Data entries
>> START
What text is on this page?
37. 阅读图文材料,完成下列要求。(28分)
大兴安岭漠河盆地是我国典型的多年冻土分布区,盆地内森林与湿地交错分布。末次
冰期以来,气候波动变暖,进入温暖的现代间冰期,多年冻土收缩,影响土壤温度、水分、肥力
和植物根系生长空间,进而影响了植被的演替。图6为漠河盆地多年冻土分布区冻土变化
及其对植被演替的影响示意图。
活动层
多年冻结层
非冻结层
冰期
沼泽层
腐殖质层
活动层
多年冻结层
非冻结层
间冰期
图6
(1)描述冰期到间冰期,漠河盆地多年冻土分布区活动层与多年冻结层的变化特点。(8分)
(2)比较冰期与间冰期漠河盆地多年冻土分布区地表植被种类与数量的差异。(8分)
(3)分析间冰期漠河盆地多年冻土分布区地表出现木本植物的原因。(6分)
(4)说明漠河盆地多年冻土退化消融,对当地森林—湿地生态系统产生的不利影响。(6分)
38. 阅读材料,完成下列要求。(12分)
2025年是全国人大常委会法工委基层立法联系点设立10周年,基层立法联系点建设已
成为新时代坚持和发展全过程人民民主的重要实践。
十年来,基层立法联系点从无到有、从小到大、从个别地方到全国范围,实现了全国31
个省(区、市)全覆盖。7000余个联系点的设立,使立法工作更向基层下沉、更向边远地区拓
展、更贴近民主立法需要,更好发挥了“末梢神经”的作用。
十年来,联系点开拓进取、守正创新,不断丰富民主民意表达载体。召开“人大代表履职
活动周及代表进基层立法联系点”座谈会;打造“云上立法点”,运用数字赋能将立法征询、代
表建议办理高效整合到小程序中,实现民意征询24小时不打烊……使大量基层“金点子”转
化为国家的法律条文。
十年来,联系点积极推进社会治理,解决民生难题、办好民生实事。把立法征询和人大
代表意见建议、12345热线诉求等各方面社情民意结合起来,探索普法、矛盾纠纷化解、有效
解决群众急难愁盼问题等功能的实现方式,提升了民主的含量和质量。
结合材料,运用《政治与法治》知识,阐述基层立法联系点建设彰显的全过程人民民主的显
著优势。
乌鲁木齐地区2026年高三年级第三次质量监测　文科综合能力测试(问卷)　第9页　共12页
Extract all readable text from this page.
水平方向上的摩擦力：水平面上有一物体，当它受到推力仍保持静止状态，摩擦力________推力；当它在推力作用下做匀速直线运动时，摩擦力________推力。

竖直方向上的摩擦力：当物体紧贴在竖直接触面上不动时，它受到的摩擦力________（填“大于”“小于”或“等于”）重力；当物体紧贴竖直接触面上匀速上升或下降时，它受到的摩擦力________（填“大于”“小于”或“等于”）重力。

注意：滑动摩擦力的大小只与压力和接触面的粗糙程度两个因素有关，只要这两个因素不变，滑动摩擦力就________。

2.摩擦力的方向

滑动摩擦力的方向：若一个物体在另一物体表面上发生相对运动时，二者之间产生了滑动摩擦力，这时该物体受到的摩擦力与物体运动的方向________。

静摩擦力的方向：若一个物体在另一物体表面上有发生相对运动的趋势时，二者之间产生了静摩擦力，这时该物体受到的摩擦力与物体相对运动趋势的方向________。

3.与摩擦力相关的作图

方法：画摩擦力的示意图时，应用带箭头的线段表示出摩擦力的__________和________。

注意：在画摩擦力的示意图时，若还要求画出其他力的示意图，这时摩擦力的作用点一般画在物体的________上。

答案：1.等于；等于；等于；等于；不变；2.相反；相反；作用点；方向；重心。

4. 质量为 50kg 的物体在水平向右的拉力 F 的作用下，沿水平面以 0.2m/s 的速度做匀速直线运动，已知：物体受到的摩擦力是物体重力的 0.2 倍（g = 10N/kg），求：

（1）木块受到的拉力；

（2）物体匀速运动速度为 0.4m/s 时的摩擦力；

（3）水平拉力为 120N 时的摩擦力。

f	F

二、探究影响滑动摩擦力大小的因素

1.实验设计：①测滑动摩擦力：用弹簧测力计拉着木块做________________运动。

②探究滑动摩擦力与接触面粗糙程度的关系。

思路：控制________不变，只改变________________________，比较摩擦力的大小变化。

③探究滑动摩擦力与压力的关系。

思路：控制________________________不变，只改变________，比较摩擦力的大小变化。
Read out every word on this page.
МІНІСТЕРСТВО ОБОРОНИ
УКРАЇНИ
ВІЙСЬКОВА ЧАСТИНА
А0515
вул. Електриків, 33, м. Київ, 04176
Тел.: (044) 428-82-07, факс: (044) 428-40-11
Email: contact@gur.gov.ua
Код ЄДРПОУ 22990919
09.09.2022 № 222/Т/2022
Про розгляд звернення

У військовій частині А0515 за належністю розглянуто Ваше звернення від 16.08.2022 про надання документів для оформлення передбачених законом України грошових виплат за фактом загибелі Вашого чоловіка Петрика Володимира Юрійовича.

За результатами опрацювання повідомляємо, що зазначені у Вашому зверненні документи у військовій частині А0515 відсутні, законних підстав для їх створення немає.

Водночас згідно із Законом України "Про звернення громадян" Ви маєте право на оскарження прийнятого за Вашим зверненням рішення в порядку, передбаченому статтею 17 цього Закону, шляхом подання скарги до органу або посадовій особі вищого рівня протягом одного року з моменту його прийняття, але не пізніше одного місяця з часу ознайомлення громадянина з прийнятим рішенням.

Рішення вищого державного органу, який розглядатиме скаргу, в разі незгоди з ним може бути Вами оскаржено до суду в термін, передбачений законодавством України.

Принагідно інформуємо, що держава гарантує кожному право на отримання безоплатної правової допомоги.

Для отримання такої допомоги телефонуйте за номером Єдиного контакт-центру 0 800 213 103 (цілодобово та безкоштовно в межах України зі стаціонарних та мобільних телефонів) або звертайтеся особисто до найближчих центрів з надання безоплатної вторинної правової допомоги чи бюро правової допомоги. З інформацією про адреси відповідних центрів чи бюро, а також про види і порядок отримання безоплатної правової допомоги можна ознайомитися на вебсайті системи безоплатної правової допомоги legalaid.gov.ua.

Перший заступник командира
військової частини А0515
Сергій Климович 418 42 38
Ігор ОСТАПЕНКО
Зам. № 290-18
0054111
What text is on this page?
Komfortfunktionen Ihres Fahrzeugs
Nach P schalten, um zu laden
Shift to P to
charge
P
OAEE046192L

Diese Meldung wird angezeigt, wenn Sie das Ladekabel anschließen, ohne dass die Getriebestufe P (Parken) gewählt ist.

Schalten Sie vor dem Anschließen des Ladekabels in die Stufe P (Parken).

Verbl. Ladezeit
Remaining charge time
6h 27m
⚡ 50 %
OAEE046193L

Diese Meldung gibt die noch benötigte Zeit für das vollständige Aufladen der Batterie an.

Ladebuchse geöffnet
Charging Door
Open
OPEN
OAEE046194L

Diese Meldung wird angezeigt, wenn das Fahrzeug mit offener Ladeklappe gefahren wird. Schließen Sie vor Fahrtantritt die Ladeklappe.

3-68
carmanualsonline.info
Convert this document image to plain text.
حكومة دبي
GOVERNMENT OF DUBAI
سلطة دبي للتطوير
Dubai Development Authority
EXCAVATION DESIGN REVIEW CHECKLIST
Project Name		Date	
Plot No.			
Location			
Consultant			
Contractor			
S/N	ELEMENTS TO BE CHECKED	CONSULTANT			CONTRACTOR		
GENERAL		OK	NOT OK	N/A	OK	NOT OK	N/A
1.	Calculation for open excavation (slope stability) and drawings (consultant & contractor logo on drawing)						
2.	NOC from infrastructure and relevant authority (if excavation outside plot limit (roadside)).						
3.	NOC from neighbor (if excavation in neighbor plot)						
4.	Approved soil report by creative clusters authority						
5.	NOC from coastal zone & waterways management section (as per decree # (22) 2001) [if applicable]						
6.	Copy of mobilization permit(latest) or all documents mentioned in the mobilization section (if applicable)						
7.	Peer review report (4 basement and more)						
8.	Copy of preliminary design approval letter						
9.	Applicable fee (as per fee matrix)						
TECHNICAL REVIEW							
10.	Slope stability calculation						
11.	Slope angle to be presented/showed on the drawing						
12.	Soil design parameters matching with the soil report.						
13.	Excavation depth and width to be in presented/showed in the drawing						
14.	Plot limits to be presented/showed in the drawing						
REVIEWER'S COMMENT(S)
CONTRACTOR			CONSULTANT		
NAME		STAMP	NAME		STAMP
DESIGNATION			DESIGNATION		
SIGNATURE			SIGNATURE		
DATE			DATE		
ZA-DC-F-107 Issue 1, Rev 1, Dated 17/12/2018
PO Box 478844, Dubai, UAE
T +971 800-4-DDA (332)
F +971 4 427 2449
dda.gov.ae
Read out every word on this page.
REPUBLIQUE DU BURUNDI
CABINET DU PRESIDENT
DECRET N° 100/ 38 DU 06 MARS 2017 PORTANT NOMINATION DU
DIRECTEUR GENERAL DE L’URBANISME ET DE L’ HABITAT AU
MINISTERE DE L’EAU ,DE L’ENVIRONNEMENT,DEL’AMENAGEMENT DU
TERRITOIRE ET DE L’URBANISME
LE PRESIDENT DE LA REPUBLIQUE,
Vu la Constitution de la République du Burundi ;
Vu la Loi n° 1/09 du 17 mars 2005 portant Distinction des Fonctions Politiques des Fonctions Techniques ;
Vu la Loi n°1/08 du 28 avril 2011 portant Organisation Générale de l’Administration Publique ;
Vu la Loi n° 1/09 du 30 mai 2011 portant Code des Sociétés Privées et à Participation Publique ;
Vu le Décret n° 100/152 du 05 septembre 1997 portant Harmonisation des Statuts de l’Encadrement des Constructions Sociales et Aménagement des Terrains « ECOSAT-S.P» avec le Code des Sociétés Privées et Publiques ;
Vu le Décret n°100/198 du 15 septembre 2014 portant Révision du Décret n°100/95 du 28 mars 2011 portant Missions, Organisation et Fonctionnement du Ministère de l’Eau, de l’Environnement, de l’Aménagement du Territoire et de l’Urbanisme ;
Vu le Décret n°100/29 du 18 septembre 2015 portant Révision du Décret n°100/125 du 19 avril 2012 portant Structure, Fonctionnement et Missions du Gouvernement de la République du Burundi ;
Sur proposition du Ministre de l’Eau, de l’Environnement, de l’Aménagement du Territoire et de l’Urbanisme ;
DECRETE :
>> END
== Aim ==
Which lines above contain "République"? Show each of them.

== In response ==
Vu la Constitution de la République du Burundi ;
Vu le Décret n°100/29 du 18 septembre 2015 portant Révision du Décret n°100/125 du 19 avril 2012 portant Structure, Fonctionnement et Missions du Gouvernement de la République du Burundi ;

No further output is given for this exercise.